* Stated exercise:
Report every line from the material that contains the word "Near".

>> begin

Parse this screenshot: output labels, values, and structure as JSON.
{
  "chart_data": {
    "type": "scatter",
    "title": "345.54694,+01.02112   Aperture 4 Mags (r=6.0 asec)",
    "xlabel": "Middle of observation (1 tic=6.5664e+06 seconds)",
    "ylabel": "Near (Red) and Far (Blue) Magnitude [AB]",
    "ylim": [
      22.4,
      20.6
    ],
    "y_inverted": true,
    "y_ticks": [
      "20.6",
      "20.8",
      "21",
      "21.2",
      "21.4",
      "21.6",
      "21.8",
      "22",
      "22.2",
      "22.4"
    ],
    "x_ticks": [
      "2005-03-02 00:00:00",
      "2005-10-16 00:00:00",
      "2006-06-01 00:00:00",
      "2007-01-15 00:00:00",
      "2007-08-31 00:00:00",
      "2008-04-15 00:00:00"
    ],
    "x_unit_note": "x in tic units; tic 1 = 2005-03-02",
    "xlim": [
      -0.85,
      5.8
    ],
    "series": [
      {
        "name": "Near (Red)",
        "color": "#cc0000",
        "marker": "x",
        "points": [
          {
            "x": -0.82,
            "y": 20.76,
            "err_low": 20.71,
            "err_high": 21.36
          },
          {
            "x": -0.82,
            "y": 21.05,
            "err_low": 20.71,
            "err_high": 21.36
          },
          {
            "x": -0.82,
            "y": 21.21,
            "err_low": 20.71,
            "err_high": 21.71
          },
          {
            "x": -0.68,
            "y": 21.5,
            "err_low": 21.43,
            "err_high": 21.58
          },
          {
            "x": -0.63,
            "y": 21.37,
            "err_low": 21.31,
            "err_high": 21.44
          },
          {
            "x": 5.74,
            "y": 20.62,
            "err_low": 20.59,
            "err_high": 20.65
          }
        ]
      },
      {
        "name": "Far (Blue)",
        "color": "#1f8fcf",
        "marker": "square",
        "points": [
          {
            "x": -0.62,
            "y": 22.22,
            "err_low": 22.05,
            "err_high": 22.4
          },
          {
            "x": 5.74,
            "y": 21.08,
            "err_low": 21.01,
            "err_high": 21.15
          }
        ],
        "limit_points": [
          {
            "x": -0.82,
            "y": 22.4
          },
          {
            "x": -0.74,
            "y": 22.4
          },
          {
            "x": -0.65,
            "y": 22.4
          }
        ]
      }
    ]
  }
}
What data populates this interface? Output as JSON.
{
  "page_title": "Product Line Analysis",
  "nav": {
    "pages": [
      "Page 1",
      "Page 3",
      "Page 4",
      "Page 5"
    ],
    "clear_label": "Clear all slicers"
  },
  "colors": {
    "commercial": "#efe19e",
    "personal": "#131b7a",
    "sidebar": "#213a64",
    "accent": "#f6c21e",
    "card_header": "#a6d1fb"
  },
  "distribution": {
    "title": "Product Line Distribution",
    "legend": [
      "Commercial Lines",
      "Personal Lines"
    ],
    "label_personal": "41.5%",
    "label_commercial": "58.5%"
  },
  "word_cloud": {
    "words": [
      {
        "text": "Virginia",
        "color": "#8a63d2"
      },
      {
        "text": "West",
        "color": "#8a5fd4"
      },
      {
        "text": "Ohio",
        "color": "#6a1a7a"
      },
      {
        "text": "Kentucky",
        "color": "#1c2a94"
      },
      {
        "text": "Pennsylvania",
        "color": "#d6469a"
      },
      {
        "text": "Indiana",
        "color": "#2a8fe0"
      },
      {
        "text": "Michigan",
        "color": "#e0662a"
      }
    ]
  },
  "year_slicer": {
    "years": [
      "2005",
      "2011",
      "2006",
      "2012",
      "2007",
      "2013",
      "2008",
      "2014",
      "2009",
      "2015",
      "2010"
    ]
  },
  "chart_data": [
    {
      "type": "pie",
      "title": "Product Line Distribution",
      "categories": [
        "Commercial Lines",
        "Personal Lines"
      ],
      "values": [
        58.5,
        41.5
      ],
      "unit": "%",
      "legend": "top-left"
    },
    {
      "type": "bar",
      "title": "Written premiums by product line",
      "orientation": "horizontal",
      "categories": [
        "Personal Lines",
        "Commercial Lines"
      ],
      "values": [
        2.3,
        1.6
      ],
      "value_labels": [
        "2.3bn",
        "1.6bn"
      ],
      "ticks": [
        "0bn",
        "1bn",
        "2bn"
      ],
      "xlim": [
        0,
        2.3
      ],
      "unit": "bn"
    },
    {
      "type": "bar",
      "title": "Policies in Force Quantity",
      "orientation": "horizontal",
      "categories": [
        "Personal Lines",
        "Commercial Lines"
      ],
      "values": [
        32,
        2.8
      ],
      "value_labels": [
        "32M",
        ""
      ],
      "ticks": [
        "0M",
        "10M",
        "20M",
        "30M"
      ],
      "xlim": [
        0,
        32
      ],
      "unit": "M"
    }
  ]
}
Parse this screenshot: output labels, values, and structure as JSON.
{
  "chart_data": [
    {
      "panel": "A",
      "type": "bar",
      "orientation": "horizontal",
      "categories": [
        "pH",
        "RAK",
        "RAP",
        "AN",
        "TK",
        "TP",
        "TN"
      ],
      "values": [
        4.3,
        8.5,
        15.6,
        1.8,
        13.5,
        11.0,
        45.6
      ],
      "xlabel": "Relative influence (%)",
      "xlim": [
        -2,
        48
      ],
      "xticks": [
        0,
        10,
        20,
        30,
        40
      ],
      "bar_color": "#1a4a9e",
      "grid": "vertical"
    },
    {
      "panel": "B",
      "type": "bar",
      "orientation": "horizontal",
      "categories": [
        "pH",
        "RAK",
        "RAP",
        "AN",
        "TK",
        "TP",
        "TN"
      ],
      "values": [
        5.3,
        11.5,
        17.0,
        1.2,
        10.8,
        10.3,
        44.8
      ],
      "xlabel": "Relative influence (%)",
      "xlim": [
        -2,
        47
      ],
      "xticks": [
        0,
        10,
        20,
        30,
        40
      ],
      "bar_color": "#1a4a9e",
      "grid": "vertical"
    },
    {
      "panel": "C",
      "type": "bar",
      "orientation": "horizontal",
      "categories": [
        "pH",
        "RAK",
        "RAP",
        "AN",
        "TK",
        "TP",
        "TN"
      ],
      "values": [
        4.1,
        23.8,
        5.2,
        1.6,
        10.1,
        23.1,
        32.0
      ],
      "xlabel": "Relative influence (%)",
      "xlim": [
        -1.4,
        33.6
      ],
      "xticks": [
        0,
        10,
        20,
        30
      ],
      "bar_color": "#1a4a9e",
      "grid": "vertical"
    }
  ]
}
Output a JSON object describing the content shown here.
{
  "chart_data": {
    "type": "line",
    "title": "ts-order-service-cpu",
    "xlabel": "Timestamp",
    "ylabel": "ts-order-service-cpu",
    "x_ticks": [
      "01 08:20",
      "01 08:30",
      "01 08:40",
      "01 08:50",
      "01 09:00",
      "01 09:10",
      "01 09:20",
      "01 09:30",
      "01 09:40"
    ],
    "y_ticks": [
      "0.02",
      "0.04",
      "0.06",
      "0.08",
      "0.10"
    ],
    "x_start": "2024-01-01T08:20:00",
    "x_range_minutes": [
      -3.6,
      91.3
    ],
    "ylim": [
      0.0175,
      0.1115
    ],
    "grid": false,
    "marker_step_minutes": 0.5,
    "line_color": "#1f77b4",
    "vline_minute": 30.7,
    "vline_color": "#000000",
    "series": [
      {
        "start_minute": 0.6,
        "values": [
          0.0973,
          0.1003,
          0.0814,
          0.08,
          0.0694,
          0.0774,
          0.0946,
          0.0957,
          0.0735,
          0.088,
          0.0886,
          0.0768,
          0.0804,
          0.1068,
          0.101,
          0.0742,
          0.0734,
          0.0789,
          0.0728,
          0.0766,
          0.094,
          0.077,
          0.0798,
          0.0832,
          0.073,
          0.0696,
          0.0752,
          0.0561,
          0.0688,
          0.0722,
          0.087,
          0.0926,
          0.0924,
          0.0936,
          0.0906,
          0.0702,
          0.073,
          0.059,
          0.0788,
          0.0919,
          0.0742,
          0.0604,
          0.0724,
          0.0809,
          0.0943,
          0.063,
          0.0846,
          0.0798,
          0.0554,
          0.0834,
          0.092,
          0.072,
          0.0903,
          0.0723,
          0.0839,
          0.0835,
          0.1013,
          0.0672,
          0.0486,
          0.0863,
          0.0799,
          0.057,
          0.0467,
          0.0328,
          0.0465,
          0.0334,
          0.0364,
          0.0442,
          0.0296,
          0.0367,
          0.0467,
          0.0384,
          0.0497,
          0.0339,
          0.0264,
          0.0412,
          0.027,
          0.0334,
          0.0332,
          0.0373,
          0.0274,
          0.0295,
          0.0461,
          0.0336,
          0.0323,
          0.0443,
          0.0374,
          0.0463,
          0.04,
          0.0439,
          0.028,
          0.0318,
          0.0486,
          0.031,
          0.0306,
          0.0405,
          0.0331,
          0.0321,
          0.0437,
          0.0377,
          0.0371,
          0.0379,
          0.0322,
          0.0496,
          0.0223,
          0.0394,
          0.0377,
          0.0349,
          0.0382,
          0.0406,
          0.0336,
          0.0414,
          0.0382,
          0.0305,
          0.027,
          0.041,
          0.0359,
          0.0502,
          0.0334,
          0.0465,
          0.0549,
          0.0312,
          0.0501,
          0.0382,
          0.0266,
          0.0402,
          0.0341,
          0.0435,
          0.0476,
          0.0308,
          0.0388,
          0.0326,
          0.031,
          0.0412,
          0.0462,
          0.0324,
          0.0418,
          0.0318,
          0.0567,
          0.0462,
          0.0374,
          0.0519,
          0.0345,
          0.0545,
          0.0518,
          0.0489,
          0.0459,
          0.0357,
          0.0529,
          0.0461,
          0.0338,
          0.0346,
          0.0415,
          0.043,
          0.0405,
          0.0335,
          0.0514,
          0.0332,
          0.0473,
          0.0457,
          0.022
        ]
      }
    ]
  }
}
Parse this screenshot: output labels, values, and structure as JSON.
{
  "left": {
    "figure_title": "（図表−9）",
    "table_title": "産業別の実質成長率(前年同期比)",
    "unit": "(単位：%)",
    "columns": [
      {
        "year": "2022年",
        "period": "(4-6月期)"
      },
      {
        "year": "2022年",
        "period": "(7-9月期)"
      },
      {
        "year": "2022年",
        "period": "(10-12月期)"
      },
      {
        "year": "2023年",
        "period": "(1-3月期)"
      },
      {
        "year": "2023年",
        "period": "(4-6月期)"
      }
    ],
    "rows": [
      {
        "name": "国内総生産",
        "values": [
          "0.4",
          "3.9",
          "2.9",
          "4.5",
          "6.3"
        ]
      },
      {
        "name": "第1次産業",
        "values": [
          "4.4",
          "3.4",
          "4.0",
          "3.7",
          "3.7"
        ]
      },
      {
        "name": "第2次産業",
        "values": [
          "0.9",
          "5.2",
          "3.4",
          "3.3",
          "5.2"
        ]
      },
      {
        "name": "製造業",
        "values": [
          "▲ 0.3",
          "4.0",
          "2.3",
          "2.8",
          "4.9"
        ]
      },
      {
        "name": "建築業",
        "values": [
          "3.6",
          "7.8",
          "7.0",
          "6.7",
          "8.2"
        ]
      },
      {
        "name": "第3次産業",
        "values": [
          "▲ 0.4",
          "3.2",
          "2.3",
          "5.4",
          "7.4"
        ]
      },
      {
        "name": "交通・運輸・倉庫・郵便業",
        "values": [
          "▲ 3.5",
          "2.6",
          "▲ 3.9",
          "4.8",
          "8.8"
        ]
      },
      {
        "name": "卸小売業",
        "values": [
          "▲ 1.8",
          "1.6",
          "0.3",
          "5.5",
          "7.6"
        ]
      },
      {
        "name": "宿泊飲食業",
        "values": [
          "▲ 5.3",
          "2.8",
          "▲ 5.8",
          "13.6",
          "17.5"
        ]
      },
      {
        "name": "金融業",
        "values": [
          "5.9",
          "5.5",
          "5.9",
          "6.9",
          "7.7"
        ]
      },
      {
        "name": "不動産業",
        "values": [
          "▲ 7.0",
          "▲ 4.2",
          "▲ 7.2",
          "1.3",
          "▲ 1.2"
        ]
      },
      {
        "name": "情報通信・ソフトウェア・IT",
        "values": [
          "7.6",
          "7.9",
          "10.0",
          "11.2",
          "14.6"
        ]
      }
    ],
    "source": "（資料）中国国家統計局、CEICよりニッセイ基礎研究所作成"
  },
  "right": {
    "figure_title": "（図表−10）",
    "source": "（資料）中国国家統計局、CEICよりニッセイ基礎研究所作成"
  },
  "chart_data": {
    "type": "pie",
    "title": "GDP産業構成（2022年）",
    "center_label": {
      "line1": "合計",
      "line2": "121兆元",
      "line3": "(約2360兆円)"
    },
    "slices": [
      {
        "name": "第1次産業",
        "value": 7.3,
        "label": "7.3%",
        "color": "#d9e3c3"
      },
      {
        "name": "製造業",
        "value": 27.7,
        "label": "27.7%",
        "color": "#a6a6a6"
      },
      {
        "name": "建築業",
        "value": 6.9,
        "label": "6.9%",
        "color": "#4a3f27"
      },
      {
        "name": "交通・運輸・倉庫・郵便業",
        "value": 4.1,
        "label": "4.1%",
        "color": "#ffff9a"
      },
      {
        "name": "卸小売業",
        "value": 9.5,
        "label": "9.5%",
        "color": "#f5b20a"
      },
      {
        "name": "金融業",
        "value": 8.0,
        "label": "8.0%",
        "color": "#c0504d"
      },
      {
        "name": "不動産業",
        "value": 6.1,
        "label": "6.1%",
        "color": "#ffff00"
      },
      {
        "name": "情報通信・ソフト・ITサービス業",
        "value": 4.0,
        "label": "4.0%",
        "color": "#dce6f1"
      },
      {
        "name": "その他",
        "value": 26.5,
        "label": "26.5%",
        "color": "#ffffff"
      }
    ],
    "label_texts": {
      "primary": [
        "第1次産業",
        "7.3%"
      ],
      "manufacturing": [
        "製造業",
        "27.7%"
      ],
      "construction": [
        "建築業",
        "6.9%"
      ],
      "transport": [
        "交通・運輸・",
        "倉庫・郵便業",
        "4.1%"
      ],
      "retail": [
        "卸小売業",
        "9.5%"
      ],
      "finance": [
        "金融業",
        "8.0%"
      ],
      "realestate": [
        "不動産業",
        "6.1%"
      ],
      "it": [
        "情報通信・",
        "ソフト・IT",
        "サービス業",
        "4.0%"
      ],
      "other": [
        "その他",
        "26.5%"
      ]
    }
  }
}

>> end

* Response to this task:
    "ylabel": "Near (Red) and Far (Blue) Magnitude [AB]",
        "name": "Near (Red)",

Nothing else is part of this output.